• _Exercise_
The listing below is the input. Say how many of its lines contain "structured", giving the number alone.

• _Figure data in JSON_
-------------------------
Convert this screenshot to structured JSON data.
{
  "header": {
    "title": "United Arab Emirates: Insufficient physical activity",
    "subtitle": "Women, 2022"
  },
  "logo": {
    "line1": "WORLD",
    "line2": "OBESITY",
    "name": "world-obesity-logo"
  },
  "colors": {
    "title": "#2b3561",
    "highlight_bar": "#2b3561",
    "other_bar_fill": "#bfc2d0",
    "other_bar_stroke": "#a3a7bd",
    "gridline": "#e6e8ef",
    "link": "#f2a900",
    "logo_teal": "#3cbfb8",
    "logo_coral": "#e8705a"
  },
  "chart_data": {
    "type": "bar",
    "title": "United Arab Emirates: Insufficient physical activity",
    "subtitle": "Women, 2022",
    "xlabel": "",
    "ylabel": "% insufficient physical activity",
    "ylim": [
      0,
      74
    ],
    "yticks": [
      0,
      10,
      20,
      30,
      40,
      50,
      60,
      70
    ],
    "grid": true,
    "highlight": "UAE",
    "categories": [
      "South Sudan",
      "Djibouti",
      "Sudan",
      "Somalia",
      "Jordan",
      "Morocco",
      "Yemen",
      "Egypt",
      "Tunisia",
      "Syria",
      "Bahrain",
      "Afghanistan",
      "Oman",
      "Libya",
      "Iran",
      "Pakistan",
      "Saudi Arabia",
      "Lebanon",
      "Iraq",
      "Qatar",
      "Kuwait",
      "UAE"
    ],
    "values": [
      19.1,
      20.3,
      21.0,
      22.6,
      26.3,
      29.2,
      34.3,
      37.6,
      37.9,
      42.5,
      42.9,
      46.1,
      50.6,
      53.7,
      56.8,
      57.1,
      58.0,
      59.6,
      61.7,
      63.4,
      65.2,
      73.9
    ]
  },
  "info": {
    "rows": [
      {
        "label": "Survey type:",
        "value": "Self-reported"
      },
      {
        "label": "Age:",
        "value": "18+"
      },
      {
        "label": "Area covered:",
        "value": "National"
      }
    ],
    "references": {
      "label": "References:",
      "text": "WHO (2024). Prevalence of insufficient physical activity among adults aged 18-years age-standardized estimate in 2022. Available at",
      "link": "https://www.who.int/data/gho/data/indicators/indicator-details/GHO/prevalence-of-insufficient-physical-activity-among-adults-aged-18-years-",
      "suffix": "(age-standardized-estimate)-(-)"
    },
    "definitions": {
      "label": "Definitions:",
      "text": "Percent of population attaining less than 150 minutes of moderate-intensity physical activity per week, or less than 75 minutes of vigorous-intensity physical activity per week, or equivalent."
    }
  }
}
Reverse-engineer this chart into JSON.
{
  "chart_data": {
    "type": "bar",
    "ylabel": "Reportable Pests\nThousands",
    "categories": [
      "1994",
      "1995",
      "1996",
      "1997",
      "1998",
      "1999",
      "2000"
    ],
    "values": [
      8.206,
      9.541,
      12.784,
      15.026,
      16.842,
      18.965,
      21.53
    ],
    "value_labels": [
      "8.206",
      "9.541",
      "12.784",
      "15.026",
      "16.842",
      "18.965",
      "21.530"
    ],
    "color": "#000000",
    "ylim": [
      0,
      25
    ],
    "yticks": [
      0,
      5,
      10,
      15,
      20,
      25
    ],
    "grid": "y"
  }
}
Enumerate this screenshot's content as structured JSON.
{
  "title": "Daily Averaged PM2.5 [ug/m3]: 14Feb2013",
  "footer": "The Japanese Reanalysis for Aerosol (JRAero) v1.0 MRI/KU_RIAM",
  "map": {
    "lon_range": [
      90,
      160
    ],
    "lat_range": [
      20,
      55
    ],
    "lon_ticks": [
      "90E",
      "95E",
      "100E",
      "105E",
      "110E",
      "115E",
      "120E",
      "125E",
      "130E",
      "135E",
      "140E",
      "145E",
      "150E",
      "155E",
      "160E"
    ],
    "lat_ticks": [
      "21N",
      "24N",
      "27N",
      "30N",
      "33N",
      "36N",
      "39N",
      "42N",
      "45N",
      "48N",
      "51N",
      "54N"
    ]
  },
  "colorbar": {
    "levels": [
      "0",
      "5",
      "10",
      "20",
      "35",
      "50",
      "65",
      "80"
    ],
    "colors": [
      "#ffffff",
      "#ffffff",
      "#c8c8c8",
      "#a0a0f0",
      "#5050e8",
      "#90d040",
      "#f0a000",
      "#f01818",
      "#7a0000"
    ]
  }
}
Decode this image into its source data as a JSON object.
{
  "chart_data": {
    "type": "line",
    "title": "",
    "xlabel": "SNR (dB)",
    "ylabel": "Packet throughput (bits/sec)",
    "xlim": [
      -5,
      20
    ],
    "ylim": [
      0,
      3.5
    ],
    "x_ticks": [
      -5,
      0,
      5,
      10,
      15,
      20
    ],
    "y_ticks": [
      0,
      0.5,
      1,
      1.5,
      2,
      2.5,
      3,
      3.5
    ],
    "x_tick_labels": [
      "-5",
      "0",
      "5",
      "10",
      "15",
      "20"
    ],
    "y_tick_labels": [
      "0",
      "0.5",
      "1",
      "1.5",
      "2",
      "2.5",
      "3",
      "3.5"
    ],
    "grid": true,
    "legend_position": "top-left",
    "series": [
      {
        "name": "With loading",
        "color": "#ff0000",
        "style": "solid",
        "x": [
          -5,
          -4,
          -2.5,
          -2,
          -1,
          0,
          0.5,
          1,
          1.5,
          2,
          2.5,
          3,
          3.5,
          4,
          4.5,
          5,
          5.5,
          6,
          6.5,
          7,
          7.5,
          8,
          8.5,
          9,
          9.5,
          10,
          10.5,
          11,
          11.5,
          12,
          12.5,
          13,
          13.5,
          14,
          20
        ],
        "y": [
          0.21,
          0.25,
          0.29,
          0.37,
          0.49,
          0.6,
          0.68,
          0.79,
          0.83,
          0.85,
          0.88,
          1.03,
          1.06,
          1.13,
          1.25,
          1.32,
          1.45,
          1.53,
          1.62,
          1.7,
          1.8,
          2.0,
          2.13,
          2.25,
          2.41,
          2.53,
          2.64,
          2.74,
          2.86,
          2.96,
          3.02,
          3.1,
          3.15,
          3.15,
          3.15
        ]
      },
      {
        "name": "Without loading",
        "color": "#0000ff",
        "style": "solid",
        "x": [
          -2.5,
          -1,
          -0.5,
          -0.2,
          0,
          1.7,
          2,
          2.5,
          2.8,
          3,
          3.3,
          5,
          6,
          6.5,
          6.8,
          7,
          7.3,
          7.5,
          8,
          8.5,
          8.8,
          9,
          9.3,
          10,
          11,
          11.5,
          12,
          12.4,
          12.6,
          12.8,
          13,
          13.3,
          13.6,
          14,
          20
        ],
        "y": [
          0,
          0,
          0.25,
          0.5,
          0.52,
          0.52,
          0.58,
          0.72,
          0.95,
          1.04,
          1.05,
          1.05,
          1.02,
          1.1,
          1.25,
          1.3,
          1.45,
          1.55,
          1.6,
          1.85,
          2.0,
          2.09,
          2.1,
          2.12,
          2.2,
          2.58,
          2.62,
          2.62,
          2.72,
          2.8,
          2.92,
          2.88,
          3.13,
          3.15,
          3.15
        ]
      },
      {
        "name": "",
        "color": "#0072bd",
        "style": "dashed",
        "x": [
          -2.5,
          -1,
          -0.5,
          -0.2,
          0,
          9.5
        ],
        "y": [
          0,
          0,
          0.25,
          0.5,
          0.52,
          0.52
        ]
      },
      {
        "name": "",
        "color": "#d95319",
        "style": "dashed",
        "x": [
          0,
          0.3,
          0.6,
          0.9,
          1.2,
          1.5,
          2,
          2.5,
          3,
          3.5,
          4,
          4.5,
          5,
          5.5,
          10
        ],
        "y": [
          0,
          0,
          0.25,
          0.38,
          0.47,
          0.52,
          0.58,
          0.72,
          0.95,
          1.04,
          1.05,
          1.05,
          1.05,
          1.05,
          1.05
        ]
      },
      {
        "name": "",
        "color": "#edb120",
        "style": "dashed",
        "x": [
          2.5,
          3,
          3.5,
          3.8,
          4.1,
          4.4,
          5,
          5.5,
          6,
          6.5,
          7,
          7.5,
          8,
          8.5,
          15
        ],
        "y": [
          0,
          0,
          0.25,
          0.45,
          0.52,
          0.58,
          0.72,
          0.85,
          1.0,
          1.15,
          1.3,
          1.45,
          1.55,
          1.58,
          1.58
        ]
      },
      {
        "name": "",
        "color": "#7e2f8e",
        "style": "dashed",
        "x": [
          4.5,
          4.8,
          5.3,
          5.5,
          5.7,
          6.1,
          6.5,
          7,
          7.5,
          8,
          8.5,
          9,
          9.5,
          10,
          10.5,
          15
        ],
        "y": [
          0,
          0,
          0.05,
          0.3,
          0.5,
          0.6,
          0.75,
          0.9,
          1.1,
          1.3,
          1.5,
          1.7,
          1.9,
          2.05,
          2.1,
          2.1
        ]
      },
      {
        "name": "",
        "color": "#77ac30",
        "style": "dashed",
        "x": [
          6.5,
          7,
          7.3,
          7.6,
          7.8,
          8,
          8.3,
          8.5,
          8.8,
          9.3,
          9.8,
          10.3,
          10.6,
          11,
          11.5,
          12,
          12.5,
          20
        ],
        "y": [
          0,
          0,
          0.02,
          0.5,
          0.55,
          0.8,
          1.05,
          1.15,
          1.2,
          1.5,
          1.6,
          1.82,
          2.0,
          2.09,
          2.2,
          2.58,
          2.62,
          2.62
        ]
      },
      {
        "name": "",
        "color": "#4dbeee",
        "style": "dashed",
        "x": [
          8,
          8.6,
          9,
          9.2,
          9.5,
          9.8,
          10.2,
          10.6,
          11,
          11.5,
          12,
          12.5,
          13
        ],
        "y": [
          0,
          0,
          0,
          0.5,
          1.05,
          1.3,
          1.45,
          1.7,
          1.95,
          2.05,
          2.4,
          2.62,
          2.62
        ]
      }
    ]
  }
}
-------------------------
• _Task output_
2